== WHAT YOU NEED TO DO ==
Give the material again in full, matching it exactly.

== RECORDS PROVIDED ==
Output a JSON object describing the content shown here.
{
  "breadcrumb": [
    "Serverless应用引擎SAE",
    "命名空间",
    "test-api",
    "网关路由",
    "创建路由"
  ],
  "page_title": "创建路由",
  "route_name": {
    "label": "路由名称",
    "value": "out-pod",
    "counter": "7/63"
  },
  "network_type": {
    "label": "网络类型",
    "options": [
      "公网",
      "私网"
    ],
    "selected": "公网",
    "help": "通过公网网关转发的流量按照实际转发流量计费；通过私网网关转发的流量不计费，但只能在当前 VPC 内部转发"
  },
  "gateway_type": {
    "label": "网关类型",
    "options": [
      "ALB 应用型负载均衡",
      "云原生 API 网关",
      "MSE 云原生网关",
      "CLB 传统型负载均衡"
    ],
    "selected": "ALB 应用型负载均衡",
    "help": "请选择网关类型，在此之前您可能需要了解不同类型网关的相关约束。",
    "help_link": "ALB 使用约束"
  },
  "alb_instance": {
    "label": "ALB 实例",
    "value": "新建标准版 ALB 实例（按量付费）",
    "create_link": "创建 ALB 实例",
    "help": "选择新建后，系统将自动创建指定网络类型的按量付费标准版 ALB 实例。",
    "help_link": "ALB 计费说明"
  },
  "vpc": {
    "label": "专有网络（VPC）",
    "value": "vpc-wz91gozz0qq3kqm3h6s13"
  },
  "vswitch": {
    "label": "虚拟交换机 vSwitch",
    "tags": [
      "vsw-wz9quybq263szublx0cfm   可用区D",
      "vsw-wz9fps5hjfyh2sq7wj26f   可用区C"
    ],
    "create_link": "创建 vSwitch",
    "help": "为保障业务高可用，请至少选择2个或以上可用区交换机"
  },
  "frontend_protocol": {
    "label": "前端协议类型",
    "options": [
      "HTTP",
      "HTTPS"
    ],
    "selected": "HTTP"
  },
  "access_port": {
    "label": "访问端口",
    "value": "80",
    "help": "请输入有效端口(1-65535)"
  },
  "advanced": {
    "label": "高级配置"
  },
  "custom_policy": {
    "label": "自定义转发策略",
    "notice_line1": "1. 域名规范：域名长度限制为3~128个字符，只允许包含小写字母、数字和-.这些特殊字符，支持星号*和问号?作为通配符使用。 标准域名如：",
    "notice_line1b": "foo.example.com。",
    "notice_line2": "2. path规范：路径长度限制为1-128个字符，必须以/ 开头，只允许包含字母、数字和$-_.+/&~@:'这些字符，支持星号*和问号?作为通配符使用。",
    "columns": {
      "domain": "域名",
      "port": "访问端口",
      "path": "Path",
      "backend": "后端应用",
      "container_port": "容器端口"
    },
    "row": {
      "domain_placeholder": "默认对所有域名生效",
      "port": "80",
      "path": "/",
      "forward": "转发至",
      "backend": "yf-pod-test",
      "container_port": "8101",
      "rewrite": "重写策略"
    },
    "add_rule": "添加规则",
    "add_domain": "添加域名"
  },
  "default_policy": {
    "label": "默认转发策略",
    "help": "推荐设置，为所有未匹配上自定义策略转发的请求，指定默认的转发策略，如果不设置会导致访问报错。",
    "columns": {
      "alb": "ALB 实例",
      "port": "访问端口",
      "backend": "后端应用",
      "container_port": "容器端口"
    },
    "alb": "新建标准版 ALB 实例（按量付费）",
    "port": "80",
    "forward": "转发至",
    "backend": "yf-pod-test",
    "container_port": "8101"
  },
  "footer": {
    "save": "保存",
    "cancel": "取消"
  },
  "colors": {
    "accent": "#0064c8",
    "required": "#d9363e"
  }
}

== REPLY TO THE EXERCISE ==
Output a JSON object describing the content shown here.
{
  "breadcrumb": [
    "Serverless应用引擎SAE",
    "命名空间",
    "test-api",
    "网关路由",
    "创建路由"
  ],
  "page_title": "创建路由",
  "route_name": {
    "label": "路由名称",
    "value": "out-pod",
    "counter": "7/63"
  },
  "network_type": {
    "label": "网络类型",
    "options": [
      "公网",
      "私网"
    ],
    "selected": "公网",
    "help": "通过公网网关转发的流量按照实际转发流量计费；通过私网网关转发的流量不计费，但只能在当前 VPC 内部转发"
  },
  "gateway_type": {
    "label": "网关类型",
    "options": [
      "ALB 应用型负载均衡",
      "云原生 API 网关",
      "MSE 云原生网关",
      "CLB 传统型负载均衡"
    ],
    "selected": "ALB 应用型负载均衡",
    "help": "请选择网关类型，在此之前您可能需要了解不同类型网关的相关约束。",
    "help_link": "ALB 使用约束"
  },
  "alb_instance": {
    "label": "ALB 实例",
    "value": "新建标准版 ALB 实例（按量付费）",
    "create_link": "创建 ALB 实例",
    "help": "选择新建后，系统将自动创建指定网络类型的按量付费标准版 ALB 实例。",
    "help_link": "ALB 计费说明"
  },
  "vpc": {
    "label": "专有网络（VPC）",
    "value": "vpc-wz91gozz0qq3kqm3h6s13"
  },
  "vswitch": {
    "label": "虚拟交换机 vSwitch",
    "tags": [
      "vsw-wz9quybq263szublx0cfm   可用区D",
      "vsw-wz9fps5hjfyh2sq7wj26f   可用区C"
    ],
    "create_link": "创建 vSwitch",
    "help": "为保障业务高可用，请至少选择2个或以上可用区交换机"
  },
  "frontend_protocol": {
    "label": "前端协议类型",
    "options": [
      "HTTP",
      "HTTPS"
    ],
    "selected": "HTTP"
  },
  "access_port": {
    "label": "访问端口",
    "value": "80",
    "help": "请输入有效端口(1-65535)"
  },
  "advanced": {
    "label": "高级配置"
  },
  "custom_policy": {
    "label": "自定义转发策略",
    "notice_line1": "1. 域名规范：域名长度限制为3~128个字符，只允许包含小写字母、数字和-.这些特殊字符，支持星号*和问号?作为通配符使用。 标准域名如：",
    "notice_line1b": "foo.example.com。",
    "notice_line2": "2. path规范：路径长度限制为1-128个字符，必须以/ 开头，只允许包含字母、数字和$-_.+/&~@:'这些字符，支持星号*和问号?作为通配符使用。",
    "columns": {
      "domain": "域名",
      "port": "访问端口",
      "path": "Path",
      "backend": "后端应用",
      "container_port": "容器端口"
    },
    "row": {
      "domain_placeholder": "默认对所有域名生效",
      "port": "80",
      "path": "/",
      "forward": "转发至",
      "backend": "yf-pod-test",
      "container_port": "8101",
      "rewrite": "重写策略"
    },
    "add_rule": "添加规则",
    "add_domain": "添加域名"
  },
  "default_policy": {
    "label": "默认转发策略",
    "help": "推荐设置，为所有未匹配上自定义策略转发的请求，指定默认的转发策略，如果不设置会导致访问报错。",
    "columns": {
      "alb": "ALB 实例",
      "port": "访问端口",
      "backend": "后端应用",
      "container_port": "容器端口"
    },
    "alb": "新建标准版 ALB 实例（按量付费）",
    "port": "80",
    "forward": "转发至",
    "backend": "yf-pod-test",
    "container_port": "8101"
  },
  "footer": {
    "save": "保存",
    "cancel": "取消"
  },
  "colors": {
    "accent": "#0064c8",
    "required": "#d9363e"
  }
}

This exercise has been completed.